» **THE PROBLEM**: In the listing that follows, count every line with the word "JSON" in it and write only the total.

[Stored dataset items]
^^^^^^^^
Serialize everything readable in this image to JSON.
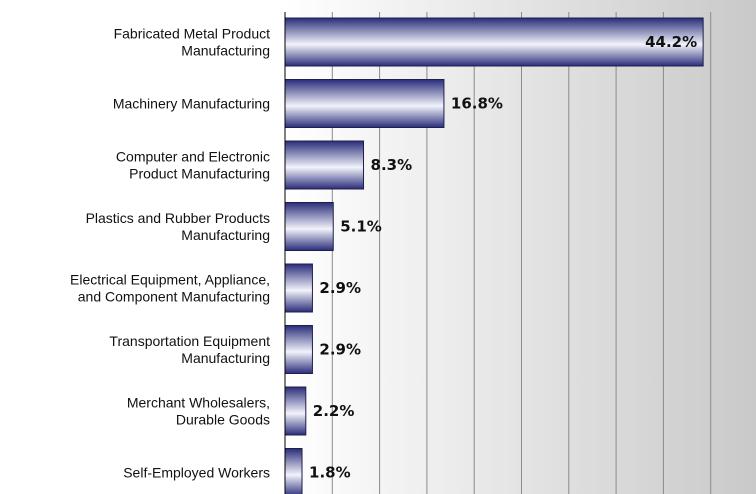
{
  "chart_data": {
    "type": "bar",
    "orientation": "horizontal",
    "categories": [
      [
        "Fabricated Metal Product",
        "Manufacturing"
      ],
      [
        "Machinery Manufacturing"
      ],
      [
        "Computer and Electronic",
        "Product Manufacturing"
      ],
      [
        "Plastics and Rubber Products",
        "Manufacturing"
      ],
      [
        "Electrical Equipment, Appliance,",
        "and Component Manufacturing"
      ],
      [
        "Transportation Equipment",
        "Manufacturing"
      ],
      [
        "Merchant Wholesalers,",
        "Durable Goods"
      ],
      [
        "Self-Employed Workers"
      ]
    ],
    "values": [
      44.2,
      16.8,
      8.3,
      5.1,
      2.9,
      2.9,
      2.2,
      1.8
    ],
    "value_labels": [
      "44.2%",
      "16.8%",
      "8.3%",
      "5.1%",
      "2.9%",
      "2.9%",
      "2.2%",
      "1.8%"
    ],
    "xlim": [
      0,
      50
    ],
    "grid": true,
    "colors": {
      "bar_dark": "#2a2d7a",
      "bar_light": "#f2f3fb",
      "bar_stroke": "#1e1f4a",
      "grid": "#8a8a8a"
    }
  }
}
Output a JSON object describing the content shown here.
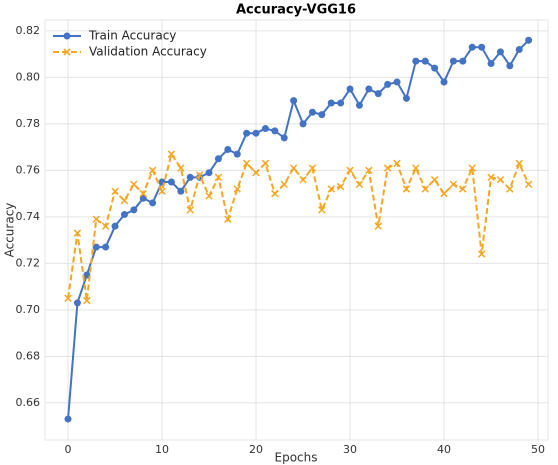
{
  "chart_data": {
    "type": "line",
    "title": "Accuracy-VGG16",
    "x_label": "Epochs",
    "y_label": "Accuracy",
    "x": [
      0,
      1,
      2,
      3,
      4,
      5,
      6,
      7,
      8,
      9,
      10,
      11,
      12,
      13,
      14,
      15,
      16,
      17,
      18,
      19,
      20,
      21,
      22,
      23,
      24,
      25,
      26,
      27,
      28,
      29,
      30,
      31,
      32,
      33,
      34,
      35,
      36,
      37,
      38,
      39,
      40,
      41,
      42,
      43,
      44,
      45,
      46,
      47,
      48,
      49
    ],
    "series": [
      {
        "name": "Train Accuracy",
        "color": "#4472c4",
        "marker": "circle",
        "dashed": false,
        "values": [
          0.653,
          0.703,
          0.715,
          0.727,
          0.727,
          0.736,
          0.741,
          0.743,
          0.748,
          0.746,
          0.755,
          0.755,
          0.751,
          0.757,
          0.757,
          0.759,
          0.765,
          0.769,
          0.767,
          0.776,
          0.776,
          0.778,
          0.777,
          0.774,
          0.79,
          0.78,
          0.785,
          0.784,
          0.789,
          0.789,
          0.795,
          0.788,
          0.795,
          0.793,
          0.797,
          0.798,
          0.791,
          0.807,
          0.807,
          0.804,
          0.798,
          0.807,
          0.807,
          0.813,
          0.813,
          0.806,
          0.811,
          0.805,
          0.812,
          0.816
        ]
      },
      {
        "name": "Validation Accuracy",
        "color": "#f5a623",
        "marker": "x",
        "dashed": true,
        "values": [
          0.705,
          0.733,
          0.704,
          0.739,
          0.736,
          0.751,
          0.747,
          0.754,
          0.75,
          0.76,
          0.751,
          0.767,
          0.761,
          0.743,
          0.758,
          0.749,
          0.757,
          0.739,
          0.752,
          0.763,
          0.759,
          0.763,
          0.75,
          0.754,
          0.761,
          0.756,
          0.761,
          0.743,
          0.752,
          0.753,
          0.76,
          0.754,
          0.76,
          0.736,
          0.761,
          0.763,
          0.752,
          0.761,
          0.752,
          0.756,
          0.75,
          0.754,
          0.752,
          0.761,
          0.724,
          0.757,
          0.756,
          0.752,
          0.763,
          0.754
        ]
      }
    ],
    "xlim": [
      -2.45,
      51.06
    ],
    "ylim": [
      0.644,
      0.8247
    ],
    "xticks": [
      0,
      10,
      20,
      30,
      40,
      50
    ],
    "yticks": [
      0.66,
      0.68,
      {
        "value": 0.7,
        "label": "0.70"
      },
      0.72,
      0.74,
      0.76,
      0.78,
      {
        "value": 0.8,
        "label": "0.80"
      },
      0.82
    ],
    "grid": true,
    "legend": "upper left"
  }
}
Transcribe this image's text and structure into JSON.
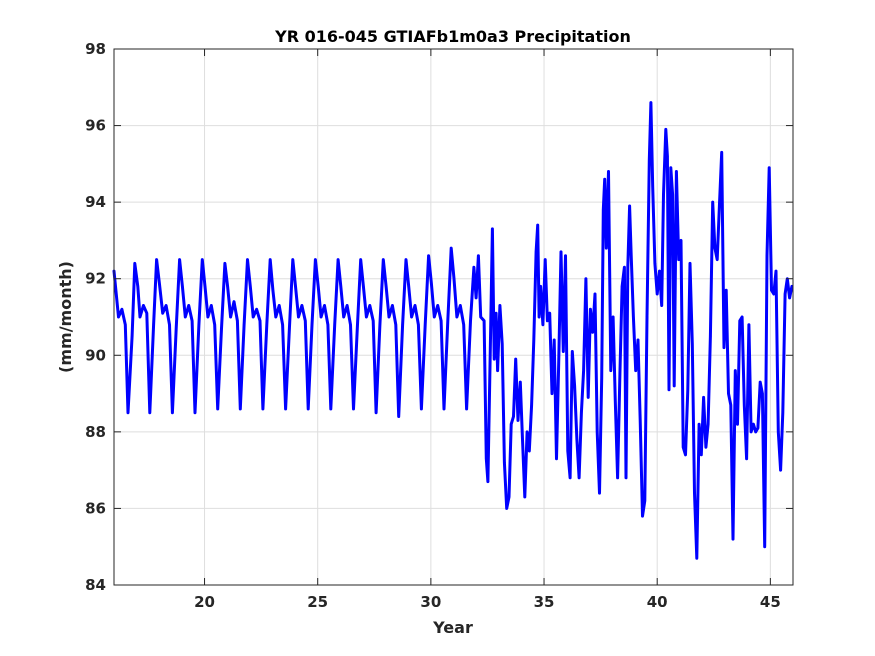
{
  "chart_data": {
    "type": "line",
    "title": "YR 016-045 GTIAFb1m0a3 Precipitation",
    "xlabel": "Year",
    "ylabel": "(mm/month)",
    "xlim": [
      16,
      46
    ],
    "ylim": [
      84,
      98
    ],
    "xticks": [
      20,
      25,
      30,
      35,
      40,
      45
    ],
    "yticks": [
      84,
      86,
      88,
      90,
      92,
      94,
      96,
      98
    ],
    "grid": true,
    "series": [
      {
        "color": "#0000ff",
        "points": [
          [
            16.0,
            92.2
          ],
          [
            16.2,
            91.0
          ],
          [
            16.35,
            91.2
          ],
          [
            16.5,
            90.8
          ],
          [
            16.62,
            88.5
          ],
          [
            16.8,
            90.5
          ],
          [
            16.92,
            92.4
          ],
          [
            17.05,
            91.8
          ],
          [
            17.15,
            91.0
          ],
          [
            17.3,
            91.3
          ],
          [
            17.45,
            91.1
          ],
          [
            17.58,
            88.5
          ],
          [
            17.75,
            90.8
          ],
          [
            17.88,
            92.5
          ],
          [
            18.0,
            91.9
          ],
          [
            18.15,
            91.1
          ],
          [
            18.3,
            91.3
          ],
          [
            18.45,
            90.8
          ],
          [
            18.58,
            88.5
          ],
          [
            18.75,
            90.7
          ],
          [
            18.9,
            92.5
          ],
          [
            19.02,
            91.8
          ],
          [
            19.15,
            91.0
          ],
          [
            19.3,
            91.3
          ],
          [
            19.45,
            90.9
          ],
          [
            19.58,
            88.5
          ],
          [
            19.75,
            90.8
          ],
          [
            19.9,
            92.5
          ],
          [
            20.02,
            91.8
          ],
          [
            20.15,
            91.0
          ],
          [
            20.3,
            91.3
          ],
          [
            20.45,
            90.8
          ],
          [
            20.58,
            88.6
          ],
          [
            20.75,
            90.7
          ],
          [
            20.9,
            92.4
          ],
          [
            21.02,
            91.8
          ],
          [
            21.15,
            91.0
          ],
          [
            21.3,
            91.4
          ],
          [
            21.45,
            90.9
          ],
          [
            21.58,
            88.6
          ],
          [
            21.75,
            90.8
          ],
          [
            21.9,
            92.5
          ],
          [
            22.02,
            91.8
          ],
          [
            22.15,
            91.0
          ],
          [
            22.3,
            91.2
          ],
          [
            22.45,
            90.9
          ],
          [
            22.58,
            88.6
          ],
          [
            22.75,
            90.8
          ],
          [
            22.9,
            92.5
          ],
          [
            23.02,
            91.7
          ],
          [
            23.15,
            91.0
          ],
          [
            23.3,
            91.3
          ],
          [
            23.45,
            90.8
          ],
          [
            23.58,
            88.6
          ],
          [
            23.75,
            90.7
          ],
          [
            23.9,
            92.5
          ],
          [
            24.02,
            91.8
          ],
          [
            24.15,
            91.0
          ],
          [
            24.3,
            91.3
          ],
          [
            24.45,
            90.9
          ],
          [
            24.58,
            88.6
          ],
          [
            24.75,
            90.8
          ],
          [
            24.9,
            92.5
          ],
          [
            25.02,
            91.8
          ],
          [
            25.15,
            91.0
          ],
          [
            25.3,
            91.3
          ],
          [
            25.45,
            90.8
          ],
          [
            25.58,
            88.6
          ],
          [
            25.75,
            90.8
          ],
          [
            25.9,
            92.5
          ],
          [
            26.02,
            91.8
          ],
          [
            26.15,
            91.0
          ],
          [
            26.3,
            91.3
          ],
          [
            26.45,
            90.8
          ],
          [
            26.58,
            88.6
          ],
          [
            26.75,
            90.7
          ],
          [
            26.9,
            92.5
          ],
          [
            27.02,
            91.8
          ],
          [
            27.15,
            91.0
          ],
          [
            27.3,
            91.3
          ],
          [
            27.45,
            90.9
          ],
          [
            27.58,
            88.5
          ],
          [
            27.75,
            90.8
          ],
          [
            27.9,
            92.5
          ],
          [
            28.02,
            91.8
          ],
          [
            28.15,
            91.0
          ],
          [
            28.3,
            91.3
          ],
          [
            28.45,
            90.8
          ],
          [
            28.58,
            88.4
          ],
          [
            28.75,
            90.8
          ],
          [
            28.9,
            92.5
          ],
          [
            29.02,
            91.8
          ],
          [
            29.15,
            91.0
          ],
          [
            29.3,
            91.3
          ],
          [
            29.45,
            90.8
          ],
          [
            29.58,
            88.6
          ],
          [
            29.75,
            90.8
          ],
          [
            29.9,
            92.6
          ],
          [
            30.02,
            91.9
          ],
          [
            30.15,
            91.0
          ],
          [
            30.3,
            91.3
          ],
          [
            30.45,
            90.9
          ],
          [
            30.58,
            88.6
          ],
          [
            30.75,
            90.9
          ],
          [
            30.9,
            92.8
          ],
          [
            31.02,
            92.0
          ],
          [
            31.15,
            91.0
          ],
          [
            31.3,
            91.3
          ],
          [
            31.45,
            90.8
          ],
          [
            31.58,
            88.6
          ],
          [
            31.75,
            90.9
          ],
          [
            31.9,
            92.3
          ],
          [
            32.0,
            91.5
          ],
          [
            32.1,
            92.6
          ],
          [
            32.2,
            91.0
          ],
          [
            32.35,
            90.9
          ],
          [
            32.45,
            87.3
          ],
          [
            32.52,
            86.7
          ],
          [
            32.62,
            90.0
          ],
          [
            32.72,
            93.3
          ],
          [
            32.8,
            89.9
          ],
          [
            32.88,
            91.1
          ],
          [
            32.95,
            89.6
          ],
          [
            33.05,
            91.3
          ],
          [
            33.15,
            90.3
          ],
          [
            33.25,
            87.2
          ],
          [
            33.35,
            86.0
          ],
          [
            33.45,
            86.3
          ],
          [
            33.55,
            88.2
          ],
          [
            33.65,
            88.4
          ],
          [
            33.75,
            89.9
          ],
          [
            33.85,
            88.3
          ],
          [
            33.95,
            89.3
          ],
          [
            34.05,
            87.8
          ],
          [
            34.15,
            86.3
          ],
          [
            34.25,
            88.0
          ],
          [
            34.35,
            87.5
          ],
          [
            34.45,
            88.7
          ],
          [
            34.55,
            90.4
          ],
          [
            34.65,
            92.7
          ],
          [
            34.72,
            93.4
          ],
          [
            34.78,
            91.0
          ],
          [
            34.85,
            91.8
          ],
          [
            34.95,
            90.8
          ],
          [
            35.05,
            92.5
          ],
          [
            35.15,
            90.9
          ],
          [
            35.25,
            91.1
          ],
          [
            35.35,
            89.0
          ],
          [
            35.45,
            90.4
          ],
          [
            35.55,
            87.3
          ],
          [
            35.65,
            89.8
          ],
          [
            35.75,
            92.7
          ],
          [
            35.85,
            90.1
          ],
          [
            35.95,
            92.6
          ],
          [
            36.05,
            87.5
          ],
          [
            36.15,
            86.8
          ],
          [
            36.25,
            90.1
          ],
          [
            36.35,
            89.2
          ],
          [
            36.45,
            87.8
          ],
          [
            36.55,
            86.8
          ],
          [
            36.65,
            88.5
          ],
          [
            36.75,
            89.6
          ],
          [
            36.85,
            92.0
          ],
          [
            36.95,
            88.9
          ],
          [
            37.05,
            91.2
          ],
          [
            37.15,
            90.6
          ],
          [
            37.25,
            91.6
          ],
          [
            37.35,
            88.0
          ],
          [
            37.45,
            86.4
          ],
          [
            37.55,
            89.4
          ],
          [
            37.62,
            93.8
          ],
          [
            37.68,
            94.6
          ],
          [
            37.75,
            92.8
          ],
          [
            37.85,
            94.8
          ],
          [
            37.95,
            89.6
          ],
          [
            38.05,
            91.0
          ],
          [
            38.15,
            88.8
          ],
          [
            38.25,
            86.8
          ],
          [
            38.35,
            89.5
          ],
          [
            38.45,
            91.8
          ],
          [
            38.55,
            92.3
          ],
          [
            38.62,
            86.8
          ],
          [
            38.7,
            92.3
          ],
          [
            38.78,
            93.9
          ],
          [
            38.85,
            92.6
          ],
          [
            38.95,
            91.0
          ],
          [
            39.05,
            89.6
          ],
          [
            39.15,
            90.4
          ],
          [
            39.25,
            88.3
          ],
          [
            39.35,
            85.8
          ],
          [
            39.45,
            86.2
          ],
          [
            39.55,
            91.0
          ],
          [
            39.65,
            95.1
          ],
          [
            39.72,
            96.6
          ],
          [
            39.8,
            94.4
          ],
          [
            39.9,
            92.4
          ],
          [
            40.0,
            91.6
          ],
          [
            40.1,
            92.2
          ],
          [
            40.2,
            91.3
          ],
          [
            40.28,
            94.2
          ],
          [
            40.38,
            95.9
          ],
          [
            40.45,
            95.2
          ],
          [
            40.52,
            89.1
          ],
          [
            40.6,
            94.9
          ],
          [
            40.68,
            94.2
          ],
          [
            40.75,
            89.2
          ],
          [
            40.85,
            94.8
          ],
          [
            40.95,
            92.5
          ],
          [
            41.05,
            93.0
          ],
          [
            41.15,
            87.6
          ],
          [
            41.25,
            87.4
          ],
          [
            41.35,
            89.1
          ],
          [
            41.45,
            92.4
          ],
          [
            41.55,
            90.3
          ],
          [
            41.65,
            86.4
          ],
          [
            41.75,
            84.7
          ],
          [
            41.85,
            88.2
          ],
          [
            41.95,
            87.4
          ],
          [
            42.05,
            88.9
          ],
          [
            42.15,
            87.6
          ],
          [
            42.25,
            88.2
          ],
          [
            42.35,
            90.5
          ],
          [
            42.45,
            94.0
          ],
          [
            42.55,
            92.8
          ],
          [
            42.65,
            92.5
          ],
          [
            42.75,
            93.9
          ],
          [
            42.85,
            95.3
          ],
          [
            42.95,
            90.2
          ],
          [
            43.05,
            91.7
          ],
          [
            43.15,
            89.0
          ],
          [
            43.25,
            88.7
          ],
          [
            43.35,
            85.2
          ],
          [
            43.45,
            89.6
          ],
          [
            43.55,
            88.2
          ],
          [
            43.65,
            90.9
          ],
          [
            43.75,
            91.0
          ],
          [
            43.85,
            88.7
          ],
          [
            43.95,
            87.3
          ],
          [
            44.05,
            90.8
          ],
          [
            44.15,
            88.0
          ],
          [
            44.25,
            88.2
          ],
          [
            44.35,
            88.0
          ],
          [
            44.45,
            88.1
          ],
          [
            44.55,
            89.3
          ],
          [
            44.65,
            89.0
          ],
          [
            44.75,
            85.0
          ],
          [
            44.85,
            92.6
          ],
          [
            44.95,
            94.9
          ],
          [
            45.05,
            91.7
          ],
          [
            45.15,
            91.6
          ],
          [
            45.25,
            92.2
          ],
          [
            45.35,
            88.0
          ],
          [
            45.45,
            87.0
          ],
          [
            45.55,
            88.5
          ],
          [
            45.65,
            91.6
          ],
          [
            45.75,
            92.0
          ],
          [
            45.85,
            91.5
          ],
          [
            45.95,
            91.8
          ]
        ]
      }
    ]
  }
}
^^^^^^^^
» **THE ANSWER**: 3